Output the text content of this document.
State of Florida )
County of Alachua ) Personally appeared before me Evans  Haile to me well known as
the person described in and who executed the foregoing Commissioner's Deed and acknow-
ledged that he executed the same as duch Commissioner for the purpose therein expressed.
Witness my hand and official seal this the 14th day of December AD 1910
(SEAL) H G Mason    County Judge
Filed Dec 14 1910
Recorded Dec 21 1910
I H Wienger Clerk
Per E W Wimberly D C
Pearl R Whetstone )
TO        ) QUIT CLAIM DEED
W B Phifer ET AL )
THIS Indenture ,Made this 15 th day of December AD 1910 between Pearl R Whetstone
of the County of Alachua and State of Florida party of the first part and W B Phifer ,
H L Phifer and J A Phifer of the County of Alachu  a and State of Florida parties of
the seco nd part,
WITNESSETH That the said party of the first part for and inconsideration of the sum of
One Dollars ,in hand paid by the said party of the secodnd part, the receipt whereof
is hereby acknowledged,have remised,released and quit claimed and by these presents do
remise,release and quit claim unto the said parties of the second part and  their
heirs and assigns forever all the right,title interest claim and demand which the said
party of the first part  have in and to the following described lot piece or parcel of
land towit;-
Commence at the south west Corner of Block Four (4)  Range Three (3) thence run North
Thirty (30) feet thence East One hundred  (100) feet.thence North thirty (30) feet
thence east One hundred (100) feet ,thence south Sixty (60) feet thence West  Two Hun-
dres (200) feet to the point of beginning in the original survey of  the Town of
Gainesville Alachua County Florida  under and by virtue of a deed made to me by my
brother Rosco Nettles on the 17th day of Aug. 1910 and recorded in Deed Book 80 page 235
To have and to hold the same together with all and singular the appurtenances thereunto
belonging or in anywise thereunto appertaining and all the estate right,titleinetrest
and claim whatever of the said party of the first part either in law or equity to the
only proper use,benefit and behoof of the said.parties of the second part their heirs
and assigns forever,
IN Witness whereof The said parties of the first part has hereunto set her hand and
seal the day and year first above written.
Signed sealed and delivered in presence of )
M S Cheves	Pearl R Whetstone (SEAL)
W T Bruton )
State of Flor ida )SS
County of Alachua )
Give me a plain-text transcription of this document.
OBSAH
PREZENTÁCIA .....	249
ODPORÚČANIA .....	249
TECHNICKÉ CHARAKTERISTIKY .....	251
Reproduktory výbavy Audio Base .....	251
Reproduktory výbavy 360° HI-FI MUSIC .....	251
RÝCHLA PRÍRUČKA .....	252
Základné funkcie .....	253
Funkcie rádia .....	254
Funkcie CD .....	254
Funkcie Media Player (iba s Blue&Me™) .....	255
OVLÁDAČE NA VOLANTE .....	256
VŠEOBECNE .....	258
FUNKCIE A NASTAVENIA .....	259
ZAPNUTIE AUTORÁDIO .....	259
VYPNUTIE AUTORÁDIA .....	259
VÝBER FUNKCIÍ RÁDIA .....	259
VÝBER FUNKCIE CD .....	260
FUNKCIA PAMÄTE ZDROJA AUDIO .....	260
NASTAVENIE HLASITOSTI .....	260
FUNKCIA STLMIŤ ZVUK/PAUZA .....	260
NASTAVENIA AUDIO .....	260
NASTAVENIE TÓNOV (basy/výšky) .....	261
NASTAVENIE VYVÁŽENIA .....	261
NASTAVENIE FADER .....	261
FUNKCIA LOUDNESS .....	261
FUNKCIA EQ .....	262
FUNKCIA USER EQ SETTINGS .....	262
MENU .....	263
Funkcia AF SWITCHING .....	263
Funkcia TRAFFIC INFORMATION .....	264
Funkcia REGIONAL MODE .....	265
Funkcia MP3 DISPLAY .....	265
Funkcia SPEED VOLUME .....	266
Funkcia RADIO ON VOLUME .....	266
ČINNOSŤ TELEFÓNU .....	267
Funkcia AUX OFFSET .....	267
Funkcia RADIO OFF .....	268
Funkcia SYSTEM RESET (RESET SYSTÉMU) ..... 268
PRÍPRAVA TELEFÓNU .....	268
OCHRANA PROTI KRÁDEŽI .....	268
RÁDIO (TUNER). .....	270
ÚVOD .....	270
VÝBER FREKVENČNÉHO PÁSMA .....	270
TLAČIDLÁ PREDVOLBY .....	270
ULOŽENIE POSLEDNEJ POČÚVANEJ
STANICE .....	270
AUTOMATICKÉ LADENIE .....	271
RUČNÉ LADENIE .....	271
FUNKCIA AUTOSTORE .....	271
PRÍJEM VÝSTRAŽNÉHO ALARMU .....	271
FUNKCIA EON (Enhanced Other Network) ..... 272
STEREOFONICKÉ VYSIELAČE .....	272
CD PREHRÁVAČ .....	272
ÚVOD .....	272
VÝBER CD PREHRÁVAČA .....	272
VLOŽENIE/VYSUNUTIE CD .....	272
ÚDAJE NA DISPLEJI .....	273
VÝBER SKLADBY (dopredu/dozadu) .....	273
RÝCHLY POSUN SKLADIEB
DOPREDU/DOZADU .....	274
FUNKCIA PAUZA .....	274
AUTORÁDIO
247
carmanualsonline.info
# # # #
TASK |
Search the data for the string "have" and copy each line where it appears.

TASK ANSWER |
is hereby acknowledged,have remised,released and quit claimed and by these presents do
party of the first part  have in and to the following described lot piece or parcel of
To have and to hold the same together with all and singular the appurtenances thereunto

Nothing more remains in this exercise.